● **DATASET ROWS**
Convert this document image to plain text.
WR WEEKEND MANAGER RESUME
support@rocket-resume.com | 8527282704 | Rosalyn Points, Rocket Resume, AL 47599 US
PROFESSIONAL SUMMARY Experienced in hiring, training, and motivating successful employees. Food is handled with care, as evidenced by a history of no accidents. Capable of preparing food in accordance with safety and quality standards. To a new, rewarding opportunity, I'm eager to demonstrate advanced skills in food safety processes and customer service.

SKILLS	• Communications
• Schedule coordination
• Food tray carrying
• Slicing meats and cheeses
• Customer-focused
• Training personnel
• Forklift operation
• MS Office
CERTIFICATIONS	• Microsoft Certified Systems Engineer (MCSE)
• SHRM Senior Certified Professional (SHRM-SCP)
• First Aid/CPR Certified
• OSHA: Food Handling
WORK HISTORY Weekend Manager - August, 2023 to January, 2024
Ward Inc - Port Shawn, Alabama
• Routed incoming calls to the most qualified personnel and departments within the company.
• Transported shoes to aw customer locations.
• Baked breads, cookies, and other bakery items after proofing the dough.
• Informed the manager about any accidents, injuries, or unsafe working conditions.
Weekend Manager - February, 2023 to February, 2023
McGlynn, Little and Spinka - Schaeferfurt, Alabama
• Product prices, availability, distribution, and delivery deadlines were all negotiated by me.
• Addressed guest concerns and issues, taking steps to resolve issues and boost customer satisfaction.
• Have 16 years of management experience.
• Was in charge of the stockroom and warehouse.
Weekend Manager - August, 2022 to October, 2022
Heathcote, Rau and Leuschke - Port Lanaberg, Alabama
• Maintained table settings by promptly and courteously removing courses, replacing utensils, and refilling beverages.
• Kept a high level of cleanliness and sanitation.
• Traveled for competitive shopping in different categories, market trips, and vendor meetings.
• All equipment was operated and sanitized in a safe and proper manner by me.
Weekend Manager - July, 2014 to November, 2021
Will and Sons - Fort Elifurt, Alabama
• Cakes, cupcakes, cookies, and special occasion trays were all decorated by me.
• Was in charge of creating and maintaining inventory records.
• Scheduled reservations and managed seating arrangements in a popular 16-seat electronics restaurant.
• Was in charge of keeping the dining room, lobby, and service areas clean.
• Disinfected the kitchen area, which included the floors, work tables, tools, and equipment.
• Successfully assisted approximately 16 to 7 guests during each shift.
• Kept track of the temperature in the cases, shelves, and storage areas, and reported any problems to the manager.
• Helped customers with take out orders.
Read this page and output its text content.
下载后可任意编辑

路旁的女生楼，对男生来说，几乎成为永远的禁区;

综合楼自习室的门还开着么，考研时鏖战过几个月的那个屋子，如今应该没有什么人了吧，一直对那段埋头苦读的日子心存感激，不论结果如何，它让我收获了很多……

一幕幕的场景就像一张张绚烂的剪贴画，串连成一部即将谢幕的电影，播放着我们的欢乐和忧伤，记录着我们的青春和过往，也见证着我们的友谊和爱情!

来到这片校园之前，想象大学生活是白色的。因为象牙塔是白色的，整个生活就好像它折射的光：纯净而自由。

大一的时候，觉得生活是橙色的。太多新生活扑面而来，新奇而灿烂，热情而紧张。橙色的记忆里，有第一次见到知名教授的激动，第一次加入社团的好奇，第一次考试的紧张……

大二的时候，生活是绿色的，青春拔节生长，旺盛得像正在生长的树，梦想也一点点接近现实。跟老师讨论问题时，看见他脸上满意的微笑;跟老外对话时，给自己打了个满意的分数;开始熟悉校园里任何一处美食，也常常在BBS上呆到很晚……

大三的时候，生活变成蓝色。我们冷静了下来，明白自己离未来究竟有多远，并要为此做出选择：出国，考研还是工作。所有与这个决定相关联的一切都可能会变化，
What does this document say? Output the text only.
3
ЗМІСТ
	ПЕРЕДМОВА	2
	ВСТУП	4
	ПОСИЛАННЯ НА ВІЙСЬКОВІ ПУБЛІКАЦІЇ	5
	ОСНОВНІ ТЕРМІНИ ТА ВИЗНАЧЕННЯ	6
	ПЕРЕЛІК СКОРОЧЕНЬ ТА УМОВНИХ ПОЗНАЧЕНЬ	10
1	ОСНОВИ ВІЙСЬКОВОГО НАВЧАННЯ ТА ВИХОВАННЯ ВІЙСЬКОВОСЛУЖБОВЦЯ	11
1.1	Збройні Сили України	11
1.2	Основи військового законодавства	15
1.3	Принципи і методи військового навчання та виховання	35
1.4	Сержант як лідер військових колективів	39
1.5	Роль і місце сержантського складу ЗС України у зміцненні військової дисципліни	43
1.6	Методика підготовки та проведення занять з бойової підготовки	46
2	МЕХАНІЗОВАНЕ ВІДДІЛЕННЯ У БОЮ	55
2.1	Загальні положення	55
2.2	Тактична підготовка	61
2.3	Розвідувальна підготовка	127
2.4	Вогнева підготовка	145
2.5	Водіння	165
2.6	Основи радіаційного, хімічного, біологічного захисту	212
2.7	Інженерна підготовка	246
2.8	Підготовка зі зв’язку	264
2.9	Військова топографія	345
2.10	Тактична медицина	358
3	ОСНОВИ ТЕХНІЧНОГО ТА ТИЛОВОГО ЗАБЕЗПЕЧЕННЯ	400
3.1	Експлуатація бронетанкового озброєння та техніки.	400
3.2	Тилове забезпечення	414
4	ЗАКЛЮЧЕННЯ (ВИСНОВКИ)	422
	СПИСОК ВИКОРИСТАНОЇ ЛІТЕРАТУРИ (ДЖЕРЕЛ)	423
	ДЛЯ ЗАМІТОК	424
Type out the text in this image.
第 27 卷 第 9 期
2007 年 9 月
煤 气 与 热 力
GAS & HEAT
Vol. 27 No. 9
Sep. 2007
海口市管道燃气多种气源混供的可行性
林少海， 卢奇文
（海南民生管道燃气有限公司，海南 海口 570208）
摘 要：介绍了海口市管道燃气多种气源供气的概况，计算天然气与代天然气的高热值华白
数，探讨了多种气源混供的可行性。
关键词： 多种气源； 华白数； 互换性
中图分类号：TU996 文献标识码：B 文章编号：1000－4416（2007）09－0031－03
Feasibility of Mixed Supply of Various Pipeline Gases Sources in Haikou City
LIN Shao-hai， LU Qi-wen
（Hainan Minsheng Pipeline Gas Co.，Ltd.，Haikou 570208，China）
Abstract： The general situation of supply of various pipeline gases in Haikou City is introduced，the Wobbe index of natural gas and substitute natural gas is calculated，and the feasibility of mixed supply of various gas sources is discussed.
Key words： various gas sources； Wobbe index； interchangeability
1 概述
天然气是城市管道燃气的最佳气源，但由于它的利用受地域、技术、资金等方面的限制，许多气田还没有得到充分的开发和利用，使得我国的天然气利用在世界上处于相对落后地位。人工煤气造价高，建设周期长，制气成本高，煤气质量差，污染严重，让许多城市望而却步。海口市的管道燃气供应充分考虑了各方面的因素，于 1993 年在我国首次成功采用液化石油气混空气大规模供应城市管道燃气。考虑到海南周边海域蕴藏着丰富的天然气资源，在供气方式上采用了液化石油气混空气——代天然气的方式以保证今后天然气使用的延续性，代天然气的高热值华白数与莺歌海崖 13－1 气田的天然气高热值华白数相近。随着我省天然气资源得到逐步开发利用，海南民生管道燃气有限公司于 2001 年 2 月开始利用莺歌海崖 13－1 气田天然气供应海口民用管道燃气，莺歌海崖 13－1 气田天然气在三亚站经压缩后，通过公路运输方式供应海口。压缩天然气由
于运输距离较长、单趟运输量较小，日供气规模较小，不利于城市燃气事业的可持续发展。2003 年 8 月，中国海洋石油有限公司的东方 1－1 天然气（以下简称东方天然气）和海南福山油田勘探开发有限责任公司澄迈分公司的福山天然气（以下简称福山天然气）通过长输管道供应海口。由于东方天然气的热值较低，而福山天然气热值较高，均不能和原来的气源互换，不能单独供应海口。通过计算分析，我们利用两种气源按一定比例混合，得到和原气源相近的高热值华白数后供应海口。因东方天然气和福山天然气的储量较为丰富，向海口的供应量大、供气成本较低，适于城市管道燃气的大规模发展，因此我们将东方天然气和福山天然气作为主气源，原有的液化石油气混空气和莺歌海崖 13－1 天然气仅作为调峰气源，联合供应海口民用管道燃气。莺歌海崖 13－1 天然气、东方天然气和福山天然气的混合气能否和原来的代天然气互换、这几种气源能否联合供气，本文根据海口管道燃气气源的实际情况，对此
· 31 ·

● **THE PROBLEM**
Check each line above for "areas" and return the ones that have it.

● **OUTPUT FOR THIS TASK**
• Was in charge of keeping the dining room, lobby, and service areas clean.
• Kept track of the temperature in the cases, shelves, and storage areas, and reported any problems to the manager.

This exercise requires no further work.